# [Your objective]
In the material below, the lines containing the word "spin" are required; copy each of them.

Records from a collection
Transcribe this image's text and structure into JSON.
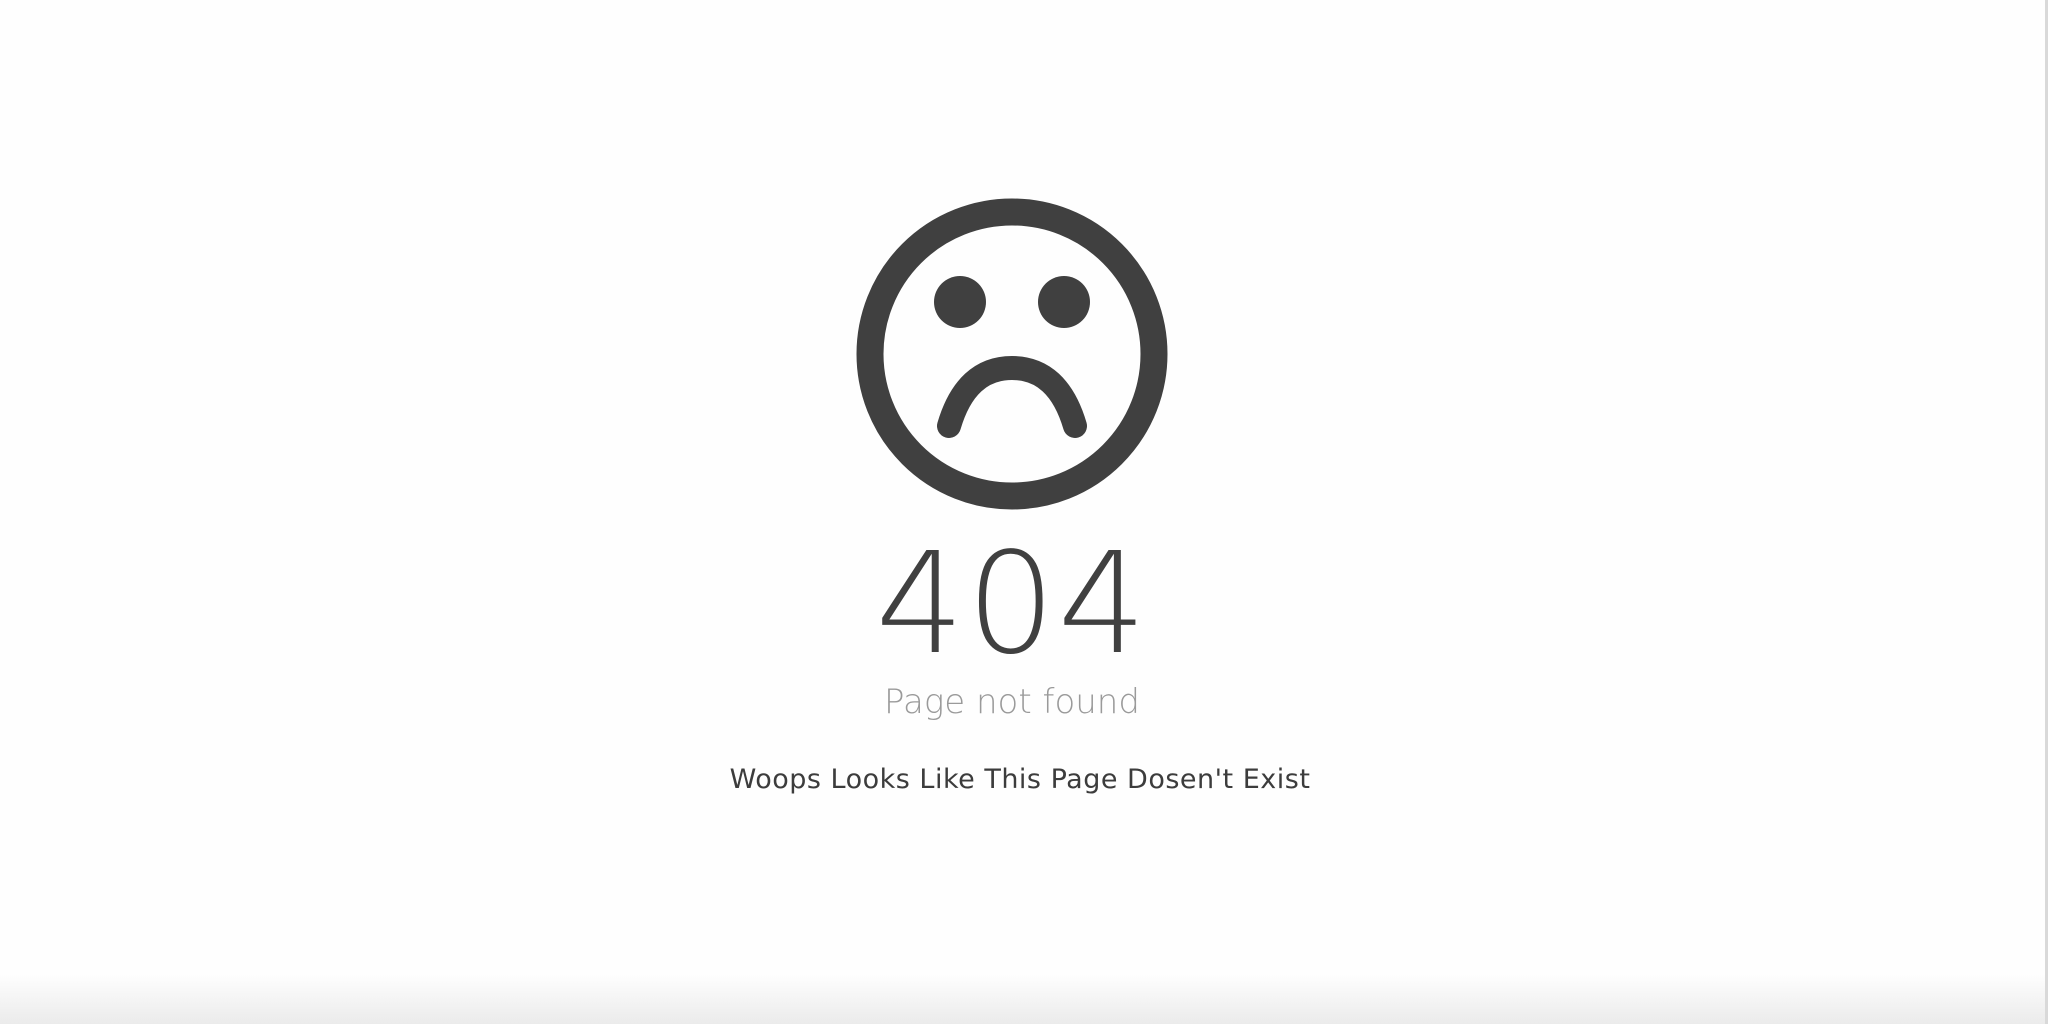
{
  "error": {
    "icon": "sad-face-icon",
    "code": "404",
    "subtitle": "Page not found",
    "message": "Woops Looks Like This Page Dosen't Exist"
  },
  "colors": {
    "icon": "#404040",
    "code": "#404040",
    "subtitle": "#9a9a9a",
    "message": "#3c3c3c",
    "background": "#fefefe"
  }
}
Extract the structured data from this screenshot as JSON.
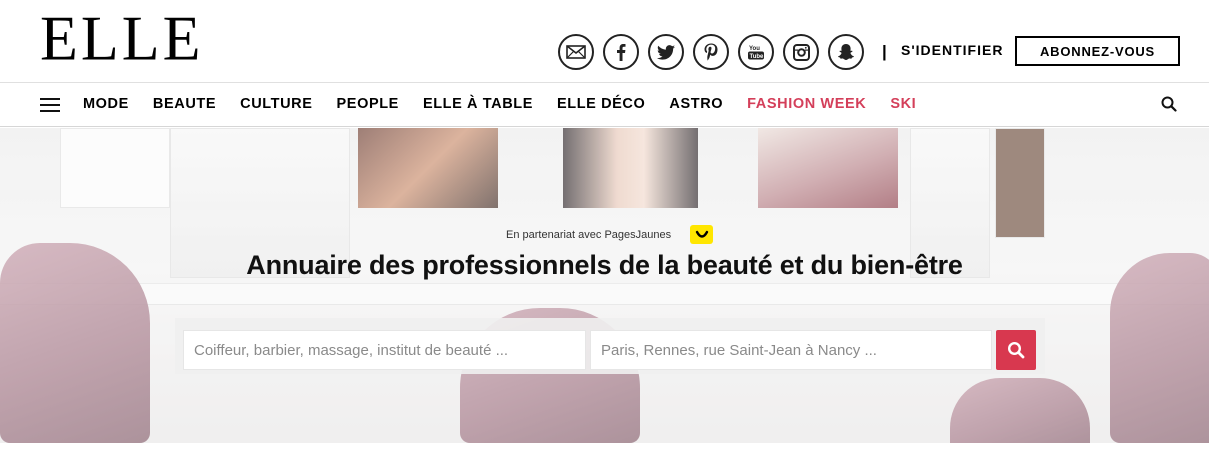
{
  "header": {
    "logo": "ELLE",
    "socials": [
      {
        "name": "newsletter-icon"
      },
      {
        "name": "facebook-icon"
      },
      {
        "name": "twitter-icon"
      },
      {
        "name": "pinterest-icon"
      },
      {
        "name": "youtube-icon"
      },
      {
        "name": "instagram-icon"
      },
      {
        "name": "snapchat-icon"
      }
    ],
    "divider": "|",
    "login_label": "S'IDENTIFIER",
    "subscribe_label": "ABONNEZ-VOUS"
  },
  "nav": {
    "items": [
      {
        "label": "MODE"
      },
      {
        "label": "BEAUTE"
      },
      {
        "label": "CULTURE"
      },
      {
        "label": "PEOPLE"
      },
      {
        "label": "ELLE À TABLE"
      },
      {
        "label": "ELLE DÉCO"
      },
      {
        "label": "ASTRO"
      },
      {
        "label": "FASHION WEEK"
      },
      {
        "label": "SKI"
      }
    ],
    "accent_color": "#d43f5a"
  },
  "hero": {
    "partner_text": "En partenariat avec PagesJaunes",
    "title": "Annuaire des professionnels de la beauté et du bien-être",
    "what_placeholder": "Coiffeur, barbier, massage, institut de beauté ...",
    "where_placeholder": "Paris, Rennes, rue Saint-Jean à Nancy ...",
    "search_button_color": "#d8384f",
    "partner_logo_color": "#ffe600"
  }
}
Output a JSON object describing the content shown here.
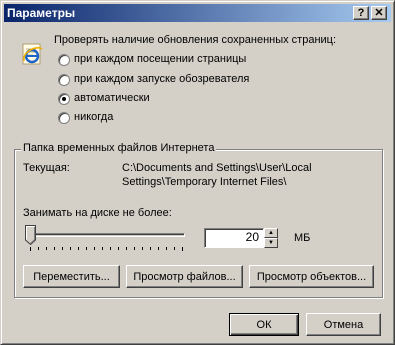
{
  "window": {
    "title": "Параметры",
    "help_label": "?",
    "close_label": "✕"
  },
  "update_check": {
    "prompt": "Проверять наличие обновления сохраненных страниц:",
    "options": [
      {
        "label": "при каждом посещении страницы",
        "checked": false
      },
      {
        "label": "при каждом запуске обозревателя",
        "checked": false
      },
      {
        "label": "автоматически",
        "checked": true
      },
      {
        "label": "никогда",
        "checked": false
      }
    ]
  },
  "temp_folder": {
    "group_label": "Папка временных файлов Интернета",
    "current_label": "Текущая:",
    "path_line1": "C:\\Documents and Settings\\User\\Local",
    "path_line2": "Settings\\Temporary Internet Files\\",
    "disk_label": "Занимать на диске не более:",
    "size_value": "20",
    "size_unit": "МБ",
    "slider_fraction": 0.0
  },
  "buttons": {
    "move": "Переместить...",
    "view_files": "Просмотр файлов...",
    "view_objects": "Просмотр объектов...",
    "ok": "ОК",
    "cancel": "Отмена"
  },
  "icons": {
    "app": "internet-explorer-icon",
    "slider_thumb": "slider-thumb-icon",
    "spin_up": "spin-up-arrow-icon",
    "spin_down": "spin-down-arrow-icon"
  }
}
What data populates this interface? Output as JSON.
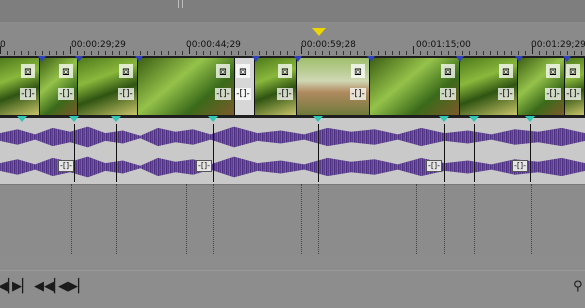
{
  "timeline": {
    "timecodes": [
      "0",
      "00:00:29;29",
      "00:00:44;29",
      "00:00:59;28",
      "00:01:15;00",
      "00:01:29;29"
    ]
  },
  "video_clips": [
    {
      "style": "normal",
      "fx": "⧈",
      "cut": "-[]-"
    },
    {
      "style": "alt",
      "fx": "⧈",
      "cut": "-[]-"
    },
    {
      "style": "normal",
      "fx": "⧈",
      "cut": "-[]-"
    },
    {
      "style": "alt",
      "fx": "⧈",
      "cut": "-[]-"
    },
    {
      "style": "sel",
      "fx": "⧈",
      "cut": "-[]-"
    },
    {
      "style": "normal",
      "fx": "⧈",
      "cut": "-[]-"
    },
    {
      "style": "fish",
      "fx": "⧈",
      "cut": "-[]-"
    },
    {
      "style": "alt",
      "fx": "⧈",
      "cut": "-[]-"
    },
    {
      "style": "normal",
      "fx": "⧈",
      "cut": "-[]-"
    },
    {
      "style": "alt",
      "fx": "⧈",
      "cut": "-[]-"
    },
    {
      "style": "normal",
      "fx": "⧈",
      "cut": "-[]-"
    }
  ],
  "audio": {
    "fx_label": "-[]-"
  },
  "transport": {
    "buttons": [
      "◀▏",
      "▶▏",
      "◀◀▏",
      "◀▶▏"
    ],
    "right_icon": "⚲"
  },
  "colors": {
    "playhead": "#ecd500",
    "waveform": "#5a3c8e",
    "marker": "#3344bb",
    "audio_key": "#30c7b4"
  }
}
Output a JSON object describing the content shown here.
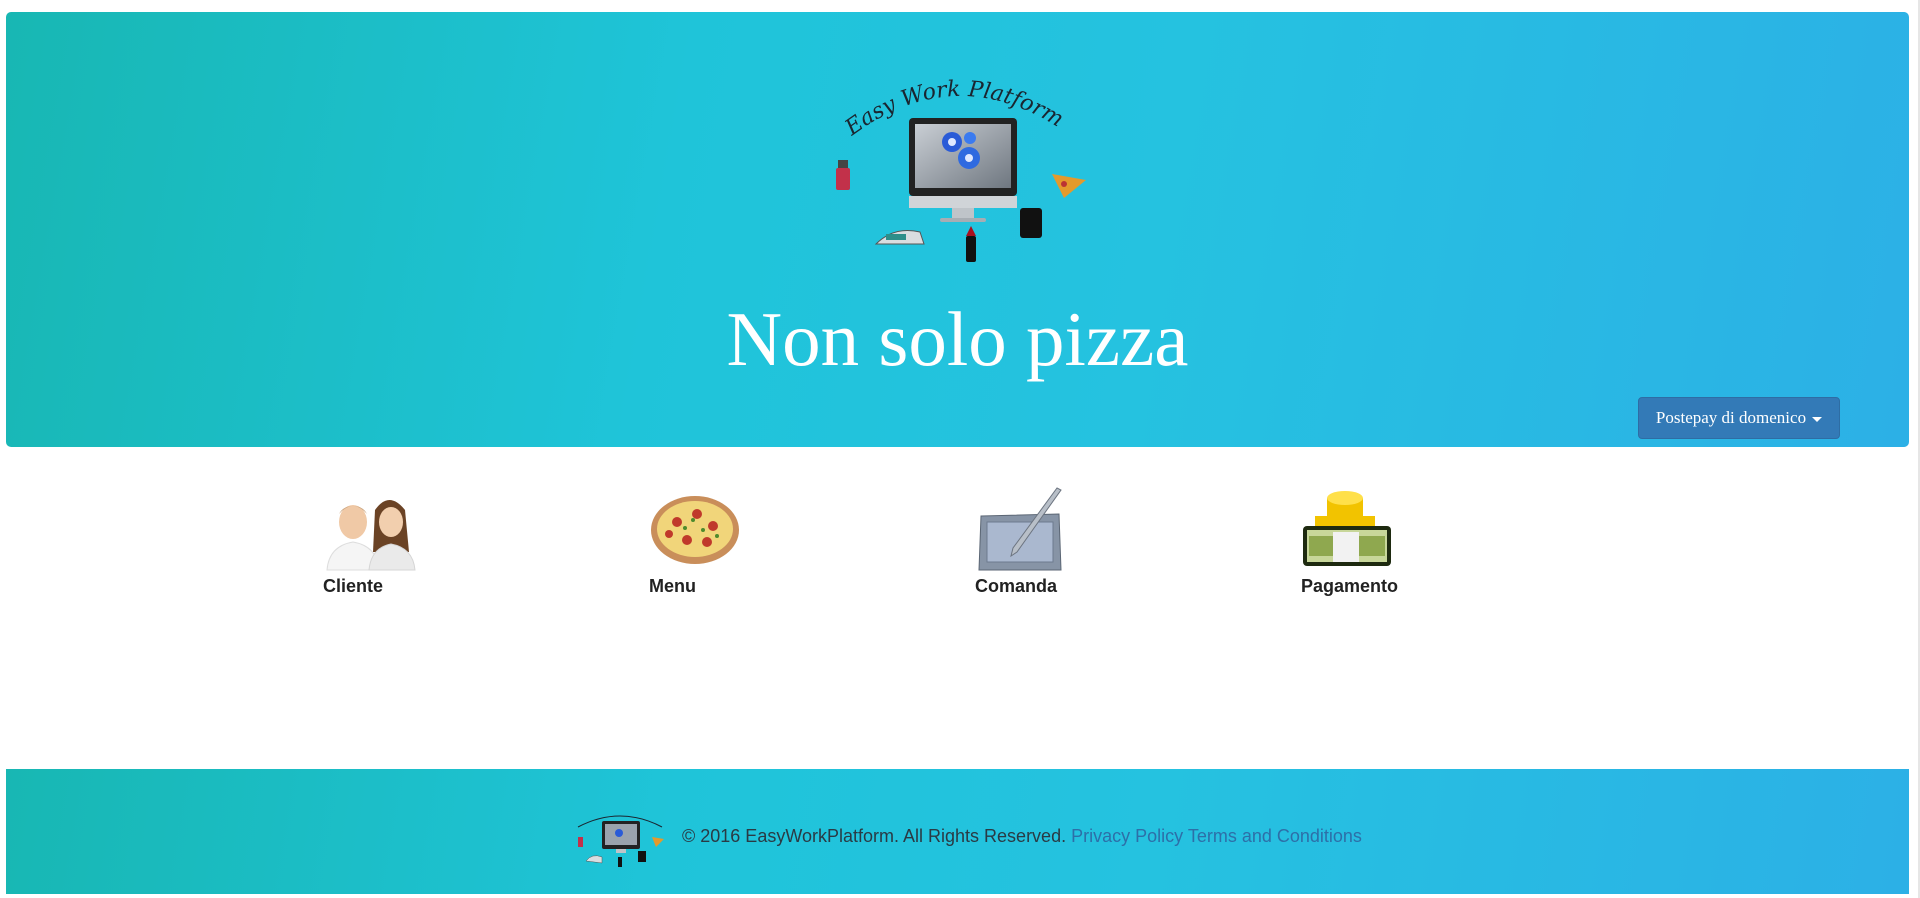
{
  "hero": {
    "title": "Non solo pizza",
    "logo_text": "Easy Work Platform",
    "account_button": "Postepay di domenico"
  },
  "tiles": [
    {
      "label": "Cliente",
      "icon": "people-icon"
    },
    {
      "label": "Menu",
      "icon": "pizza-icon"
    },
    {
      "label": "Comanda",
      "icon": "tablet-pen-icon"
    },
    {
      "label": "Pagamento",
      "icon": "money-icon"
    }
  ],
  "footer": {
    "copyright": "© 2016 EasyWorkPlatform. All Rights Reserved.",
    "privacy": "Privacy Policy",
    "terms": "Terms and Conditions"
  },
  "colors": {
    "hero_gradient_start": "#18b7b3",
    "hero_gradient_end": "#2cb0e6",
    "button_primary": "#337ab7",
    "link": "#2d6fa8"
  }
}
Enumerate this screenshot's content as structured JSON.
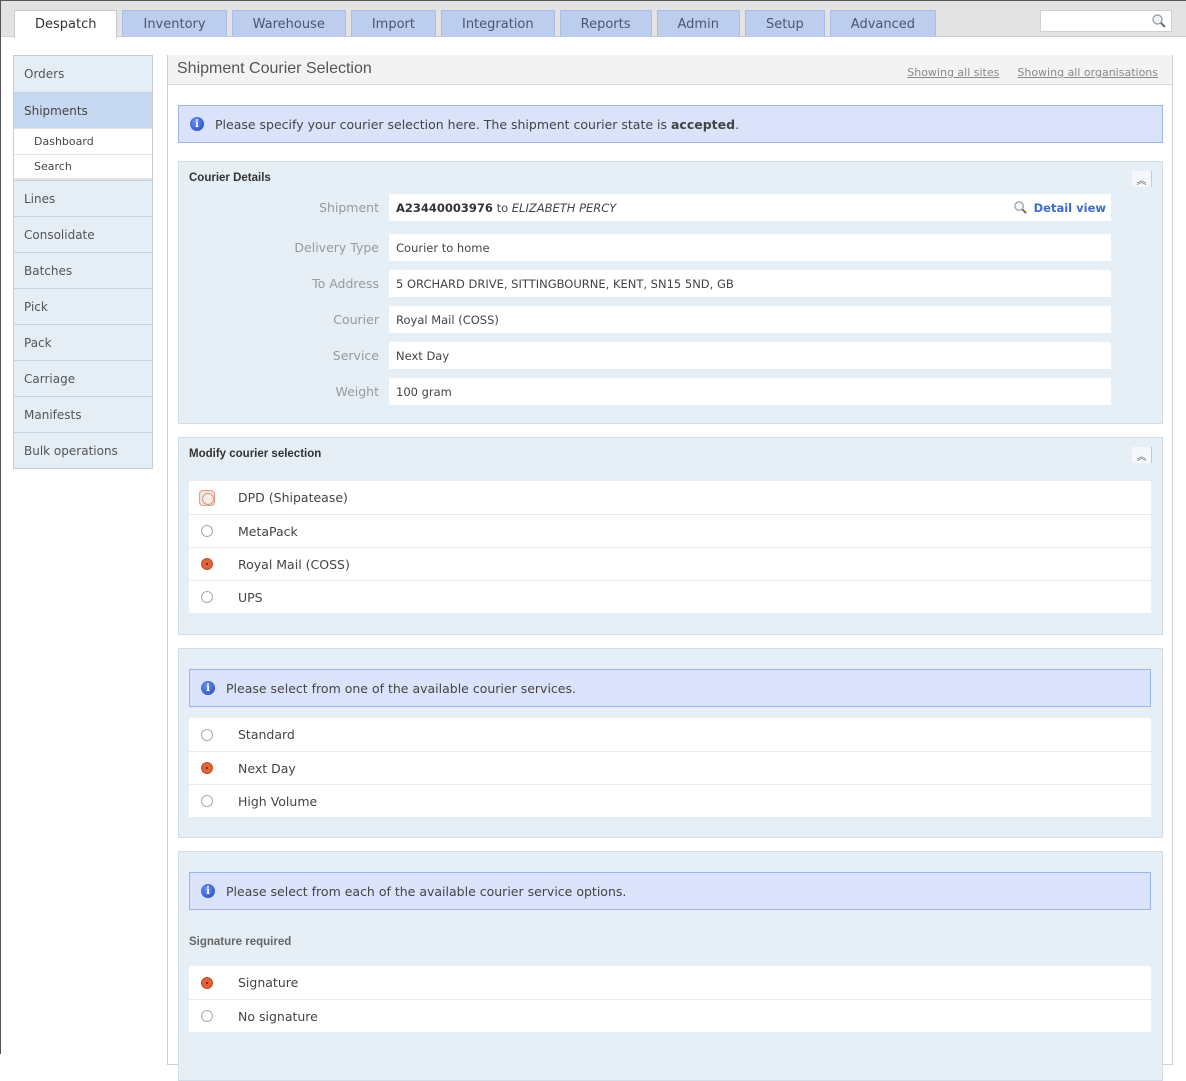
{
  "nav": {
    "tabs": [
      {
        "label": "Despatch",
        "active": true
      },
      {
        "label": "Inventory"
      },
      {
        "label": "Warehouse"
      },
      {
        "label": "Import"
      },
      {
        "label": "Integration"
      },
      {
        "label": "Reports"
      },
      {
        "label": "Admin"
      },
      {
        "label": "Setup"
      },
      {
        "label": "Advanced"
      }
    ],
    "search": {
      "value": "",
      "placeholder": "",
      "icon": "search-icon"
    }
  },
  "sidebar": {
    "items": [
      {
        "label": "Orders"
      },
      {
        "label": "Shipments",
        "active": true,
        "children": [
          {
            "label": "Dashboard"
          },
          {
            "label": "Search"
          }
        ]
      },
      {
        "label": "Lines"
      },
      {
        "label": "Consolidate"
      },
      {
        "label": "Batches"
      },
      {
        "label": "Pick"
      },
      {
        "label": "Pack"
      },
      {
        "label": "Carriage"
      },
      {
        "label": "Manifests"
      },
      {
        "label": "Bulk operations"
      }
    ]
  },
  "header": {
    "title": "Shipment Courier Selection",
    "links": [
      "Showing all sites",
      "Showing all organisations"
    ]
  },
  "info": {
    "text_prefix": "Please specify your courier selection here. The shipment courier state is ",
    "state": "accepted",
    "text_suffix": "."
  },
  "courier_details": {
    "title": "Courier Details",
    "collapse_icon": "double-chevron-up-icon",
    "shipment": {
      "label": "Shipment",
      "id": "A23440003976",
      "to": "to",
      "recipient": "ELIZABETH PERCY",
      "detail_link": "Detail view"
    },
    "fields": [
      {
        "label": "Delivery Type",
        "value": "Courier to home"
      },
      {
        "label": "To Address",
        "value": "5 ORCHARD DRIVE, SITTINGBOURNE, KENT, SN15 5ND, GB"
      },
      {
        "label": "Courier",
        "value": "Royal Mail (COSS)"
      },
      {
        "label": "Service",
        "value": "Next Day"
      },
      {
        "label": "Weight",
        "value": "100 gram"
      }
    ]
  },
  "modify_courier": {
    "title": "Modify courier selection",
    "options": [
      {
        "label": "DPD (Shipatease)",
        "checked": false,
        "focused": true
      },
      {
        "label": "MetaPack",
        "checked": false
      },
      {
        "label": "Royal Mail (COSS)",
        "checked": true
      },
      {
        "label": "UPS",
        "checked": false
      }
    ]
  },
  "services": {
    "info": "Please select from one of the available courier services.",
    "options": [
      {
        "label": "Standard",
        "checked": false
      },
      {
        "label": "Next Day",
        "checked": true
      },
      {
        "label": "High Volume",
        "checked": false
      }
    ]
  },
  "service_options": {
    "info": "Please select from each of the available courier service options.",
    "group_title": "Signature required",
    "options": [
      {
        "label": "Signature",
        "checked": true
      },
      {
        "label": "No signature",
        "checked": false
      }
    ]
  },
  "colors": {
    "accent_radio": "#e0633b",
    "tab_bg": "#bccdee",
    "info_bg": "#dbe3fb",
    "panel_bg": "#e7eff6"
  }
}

# [The result]
    "spin_up": "spin-up-arrow-icon",
    "spin_down": "spin-down-arrow-icon"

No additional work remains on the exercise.